*Instructions to follow:* Exactly reproduce each line of the listing that follows.

[start Entries supplied]

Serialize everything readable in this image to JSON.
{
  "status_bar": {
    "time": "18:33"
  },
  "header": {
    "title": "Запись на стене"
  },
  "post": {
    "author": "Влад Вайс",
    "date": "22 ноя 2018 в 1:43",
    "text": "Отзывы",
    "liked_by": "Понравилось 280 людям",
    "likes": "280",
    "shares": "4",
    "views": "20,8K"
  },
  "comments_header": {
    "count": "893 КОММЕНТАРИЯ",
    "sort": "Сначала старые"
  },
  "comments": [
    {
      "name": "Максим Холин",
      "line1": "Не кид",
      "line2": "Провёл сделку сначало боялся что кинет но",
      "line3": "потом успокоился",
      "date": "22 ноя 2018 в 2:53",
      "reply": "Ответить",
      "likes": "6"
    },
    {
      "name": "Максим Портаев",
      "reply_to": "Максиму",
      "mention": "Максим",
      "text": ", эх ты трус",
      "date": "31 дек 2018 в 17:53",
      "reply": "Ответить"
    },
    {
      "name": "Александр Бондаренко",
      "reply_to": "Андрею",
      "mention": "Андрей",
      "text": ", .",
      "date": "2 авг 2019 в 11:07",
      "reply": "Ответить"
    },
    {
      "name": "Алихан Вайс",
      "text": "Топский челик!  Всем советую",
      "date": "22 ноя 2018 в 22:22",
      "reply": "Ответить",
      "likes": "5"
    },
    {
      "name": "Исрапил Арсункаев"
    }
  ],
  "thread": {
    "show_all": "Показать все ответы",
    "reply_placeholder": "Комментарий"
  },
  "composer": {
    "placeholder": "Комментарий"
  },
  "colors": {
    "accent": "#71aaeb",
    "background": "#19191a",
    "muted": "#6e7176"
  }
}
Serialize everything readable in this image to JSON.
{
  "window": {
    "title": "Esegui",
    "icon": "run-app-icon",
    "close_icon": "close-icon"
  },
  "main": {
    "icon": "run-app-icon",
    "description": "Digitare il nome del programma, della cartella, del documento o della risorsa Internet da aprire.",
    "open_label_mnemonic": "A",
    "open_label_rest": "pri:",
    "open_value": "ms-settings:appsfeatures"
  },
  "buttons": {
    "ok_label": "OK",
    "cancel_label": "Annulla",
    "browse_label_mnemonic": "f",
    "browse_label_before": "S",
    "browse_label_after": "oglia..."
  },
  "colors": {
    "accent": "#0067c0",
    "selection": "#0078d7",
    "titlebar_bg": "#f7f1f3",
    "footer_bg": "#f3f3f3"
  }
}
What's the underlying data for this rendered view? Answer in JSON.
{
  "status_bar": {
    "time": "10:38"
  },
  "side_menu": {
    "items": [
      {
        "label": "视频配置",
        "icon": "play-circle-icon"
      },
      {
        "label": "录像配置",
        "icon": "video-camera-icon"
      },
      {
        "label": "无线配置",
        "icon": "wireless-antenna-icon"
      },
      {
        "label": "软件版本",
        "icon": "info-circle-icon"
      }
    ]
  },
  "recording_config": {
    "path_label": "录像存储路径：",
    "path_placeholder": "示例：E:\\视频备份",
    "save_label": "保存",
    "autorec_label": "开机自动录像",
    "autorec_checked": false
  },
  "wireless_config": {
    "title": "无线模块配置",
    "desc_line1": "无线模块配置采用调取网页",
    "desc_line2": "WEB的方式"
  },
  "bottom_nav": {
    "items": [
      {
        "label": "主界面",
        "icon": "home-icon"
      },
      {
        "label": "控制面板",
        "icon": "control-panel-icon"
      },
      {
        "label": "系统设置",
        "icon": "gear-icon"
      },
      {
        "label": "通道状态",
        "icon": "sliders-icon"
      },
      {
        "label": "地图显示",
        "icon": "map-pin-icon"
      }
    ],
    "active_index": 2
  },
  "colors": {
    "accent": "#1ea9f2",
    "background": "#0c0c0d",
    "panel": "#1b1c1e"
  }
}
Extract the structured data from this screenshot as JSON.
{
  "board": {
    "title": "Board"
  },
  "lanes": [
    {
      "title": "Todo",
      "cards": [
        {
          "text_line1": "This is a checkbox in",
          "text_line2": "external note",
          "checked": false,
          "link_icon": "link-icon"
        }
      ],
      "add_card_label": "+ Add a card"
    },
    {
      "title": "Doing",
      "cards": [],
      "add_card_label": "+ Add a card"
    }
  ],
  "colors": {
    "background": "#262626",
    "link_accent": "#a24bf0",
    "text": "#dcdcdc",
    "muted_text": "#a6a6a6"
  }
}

[end Entries supplied]

*Task output:*
Serialize everything readable in this image to JSON.
{
  "status_bar": {
    "time": "18:33"
  },
  "header": {
    "title": "Запись на стене"
  },
  "post": {
    "author": "Влад Вайс",
    "date": "22 ноя 2018 в 1:43",
    "text": "Отзывы",
    "liked_by": "Понравилось 280 людям",
    "likes": "280",
    "shares": "4",
    "views": "20,8K"
  },
  "comments_header": {
    "count": "893 КОММЕНТАРИЯ",
    "sort": "Сначала старые"
  },
  "comments": [
    {
      "name": "Максим Холин",
      "line1": "Не кид",
      "line2": "Провёл сделку сначало боялся что кинет но",
      "line3": "потом успокоился",
      "date": "22 ноя 2018 в 2:53",
      "reply": "Ответить",
      "likes": "6"
    },
    {
      "name": "Максим Портаев",
      "reply_to": "Максиму",
      "mention": "Максим",
      "text": ", эх ты трус",
      "date": "31 дек 2018 в 17:53",
      "reply": "Ответить"
    },
    {
      "name": "Александр Бондаренко",
      "reply_to": "Андрею",
      "mention": "Андрей",
      "text": ", .",
      "date": "2 авг 2019 в 11:07",
      "reply": "Ответить"
    },
    {
      "name": "Алихан Вайс",
      "text": "Топский челик!  Всем советую",
      "date": "22 ноя 2018 в 22:22",
      "reply": "Ответить",
      "likes": "5"
    },
    {
      "name": "Исрапил Арсункаев"
    }
  ],
  "thread": {
    "show_all": "Показать все ответы",
    "reply_placeholder": "Комментарий"
  },
  "composer": {
    "placeholder": "Комментарий"
  },
  "colors": {
    "accent": "#71aaeb",
    "background": "#19191a",
    "muted": "#6e7176"
  }
}
Serialize everything readable in this image to JSON.
{
  "window": {
    "title": "Esegui",
    "icon": "run-app-icon",
    "close_icon": "close-icon"
  },
  "main": {
    "icon": "run-app-icon",
    "description": "Digitare il nome del programma, della cartella, del documento o della risorsa Internet da aprire.",
    "open_label_mnemonic": "A",
    "open_label_rest": "pri:",
    "open_value": "ms-settings:appsfeatures"
  },
  "buttons": {
    "ok_label": "OK",
    "cancel_label": "Annulla",
    "browse_label_mnemonic": "f",
    "browse_label_before": "S",
    "browse_label_after": "oglia..."
  },
  "colors": {
    "accent": "#0067c0",
    "selection": "#0078d7",
    "titlebar_bg": "#f7f1f3",
    "footer_bg": "#f3f3f3"
  }
}
What's the underlying data for this rendered view? Answer in JSON.
{
  "status_bar": {
    "time": "10:38"
  },
  "side_menu": {
    "items": [
      {
        "label": "视频配置",
        "icon": "play-circle-icon"
      },
      {
        "label": "录像配置",
        "icon": "video-camera-icon"
      },
      {
        "label": "无线配置",
        "icon": "wireless-antenna-icon"
      },
      {
        "label": "软件版本",
        "icon": "info-circle-icon"
      }
    ]
  },
  "recording_config": {
    "path_label": "录像存储路径：",
    "path_placeholder": "示例：E:\\视频备份",
    "save_label": "保存",
    "autorec_label": "开机自动录像",
    "autorec_checked": false
  },
  "wireless_config": {
    "title": "无线模块配置",
    "desc_line1": "无线模块配置采用调取网页",
    "desc_line2": "WEB的方式"
  },
  "bottom_nav": {
    "items": [
      {
        "label": "主界面",
        "icon": "home-icon"
      },
      {
        "label": "控制面板",
        "icon": "control-panel-icon"
      },
      {
        "label": "系统设置",
        "icon": "gear-icon"
      },
      {
        "label": "通道状态",
        "icon": "sliders-icon"
      },
      {
        "label": "地图显示",
        "icon": "map-pin-icon"
      }
    ],
    "active_index": 2
  },
  "colors": {
    "accent": "#1ea9f2",
    "background": "#0c0c0d",
    "panel": "#1b1c1e"
  }
}
Extract the structured data from this screenshot as JSON.
{
  "board": {
    "title": "Board"
  },
  "lanes": [
    {
      "title": "Todo",
      "cards": [
        {
          "text_line1": "This is a checkbox in",
          "text_line2": "external note",
          "checked": false,
          "link_icon": "link-icon"
        }
      ],
      "add_card_label": "+ Add a card"
    },
    {
      "title": "Doing",
      "cards": [],
      "add_card_label": "+ Add a card"
    }
  ],
  "colors": {
    "background": "#262626",
    "link_accent": "#a24bf0",
    "text": "#dcdcdc",
    "muted_text": "#a6a6a6"
  }
}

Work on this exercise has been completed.